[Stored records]
★ ★ ★ ★

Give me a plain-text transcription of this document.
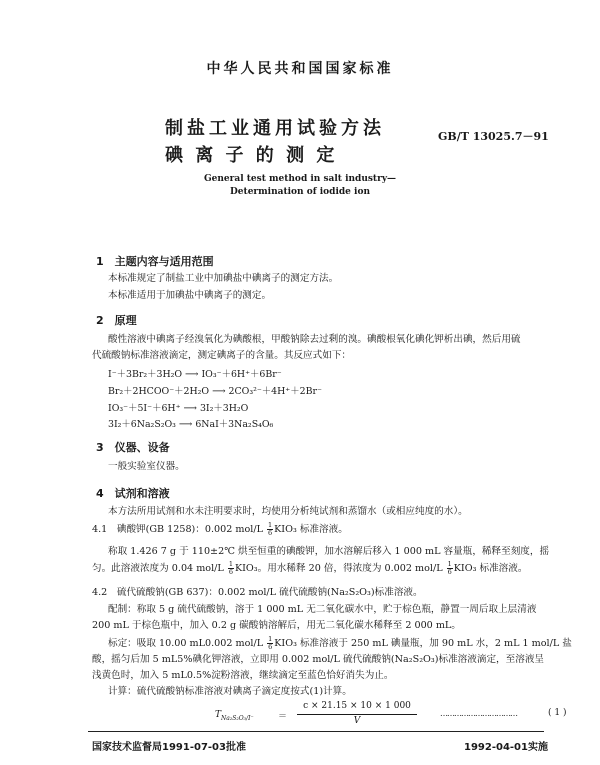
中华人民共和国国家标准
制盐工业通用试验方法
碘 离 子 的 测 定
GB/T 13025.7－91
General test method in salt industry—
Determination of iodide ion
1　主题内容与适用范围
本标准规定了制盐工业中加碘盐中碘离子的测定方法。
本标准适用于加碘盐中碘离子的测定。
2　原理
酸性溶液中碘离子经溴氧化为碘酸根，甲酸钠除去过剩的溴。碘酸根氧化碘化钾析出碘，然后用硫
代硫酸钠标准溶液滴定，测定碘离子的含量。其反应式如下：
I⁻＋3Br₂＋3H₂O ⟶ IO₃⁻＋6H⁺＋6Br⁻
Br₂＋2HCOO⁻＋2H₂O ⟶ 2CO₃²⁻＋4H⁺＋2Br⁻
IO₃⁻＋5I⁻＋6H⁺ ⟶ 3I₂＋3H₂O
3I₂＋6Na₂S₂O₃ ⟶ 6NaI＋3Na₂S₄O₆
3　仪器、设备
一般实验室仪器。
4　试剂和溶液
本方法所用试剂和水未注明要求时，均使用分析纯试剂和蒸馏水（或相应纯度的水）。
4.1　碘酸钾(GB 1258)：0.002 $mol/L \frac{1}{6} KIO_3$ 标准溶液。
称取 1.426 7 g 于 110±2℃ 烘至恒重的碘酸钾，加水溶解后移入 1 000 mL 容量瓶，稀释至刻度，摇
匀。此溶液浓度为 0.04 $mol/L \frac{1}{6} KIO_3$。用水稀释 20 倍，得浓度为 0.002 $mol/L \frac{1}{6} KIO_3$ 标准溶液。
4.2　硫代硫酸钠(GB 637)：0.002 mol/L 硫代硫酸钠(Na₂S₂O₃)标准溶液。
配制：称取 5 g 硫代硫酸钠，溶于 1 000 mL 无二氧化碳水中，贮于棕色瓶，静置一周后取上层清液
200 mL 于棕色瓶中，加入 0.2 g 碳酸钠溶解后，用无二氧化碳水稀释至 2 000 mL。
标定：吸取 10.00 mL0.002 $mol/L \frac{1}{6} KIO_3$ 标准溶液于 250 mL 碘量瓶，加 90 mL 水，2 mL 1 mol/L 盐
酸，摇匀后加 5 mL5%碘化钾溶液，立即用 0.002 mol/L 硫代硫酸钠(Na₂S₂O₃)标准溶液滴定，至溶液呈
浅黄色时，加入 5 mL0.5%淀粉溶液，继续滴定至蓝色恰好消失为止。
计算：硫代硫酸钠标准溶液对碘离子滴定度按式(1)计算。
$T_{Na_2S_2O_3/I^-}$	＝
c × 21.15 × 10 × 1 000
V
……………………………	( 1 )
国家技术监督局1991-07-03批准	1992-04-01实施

★ ★ ★ ★

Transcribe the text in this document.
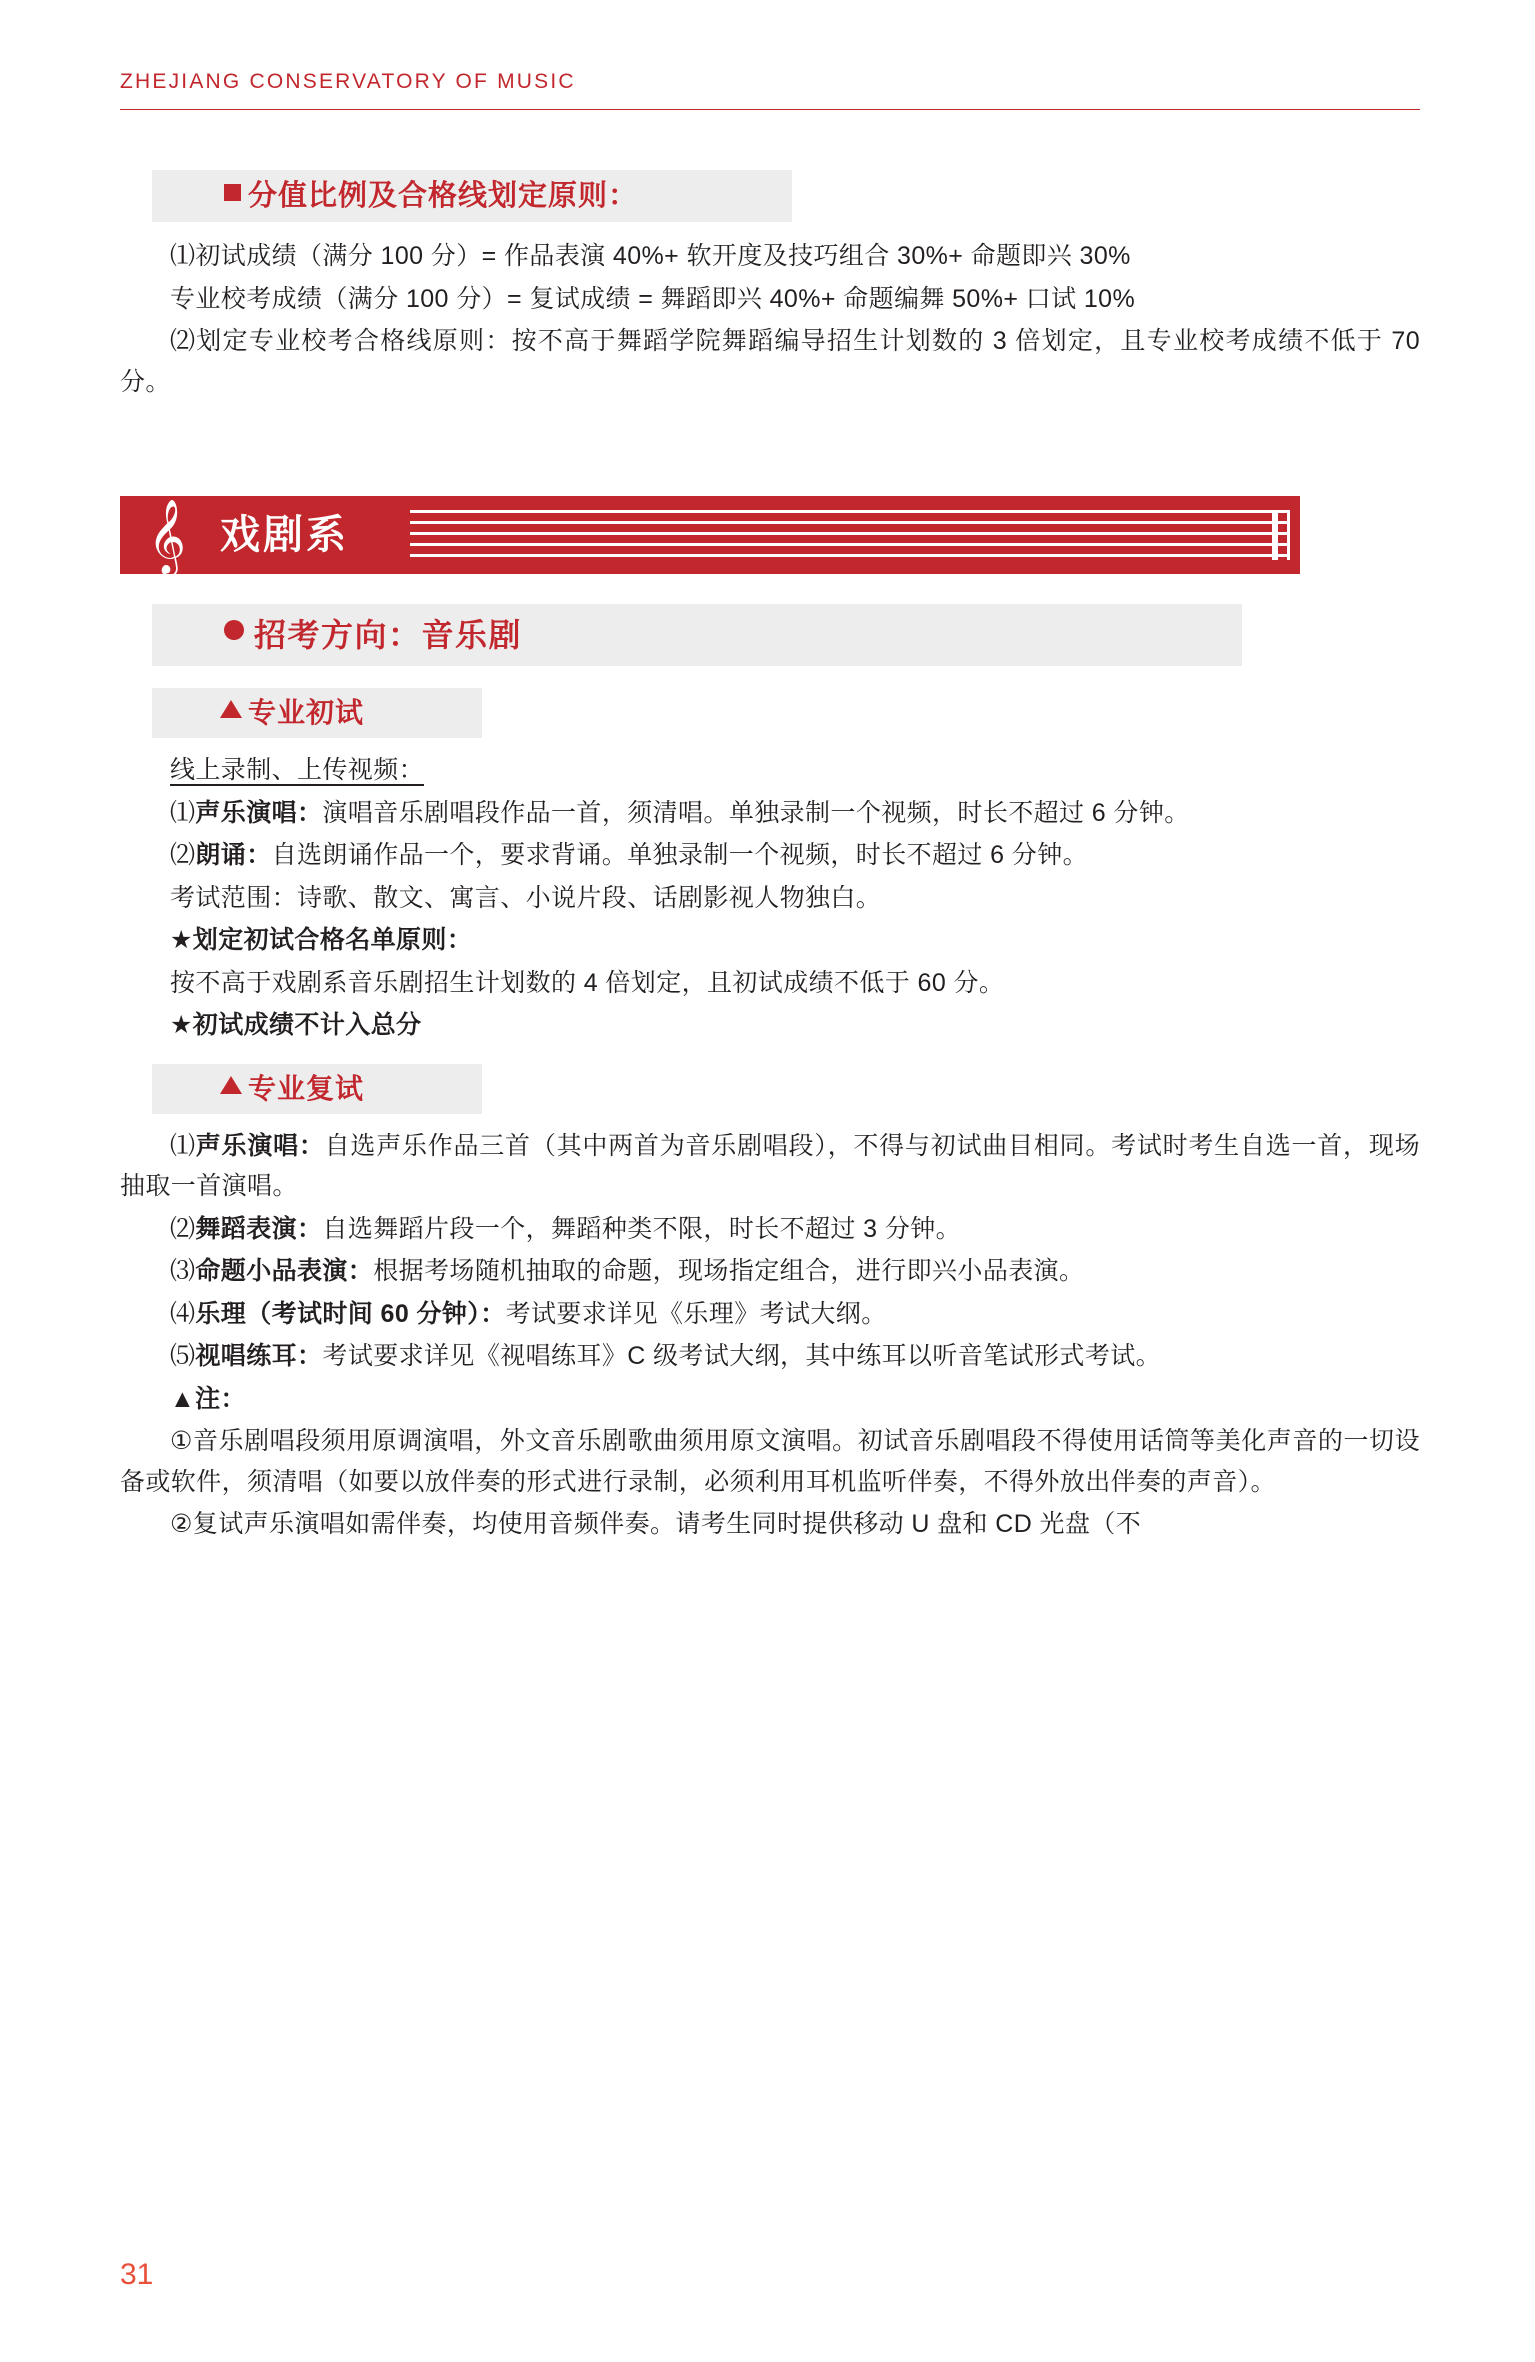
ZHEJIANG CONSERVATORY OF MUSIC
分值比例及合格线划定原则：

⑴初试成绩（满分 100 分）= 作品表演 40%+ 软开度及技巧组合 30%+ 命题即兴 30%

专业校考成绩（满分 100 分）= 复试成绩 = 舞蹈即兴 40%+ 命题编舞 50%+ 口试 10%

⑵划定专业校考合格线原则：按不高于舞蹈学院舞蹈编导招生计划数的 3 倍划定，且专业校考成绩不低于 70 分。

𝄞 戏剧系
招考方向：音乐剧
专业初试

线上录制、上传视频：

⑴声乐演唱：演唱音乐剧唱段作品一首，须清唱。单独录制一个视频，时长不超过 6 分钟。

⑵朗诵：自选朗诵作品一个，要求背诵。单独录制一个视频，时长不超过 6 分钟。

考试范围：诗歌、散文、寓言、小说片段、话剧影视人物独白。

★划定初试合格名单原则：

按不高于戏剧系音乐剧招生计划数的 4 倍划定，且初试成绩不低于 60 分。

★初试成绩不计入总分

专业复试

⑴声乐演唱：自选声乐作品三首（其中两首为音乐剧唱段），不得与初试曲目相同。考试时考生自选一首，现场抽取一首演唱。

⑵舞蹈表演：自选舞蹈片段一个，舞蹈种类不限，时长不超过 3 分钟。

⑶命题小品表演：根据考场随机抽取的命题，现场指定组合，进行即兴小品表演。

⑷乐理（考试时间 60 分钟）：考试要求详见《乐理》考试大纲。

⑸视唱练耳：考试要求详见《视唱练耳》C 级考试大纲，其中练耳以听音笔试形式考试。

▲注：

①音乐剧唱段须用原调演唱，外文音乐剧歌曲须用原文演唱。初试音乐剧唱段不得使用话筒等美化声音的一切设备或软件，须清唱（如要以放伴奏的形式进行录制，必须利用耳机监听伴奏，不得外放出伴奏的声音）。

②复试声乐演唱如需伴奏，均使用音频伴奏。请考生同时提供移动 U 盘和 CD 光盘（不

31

★ ★ ★ ★

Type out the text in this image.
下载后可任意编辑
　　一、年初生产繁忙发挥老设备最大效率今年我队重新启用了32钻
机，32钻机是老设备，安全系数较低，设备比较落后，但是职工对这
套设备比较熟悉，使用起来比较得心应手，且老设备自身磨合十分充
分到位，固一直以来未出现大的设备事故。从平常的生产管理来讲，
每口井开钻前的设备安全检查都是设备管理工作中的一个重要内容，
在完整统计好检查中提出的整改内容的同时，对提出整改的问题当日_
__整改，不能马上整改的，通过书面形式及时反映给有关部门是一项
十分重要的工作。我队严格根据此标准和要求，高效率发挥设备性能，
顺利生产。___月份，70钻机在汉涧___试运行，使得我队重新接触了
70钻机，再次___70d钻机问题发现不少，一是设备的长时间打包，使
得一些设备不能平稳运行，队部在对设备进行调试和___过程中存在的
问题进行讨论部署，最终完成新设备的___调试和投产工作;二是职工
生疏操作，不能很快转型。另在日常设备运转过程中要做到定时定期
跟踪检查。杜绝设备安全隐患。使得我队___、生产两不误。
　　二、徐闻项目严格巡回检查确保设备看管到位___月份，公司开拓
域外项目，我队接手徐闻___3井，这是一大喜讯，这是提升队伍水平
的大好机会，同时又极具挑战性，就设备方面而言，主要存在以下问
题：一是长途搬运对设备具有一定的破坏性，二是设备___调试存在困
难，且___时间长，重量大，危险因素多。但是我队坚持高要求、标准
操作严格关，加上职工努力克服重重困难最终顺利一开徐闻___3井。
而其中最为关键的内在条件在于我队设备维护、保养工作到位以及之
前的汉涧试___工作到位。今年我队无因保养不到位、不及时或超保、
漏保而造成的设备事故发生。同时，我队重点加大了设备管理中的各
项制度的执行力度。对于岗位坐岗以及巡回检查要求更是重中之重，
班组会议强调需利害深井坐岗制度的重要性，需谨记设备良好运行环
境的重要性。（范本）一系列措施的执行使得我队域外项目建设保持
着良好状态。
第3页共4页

★ ★ ★ ★

## Written request
Filter the listing above by the word "⑴声乐演唱"; copy each line that passes.

## Reply
⑴声乐演唱：演唱音乐剧唱段作品一首，须清唱。单独录制一个视频，时长不超过 6 分钟。
⑴声乐演唱：自选声乐作品三首（其中两首为音乐剧唱段），不得与初试曲目相同。考试时考生自选一首，现场抽取一首演唱。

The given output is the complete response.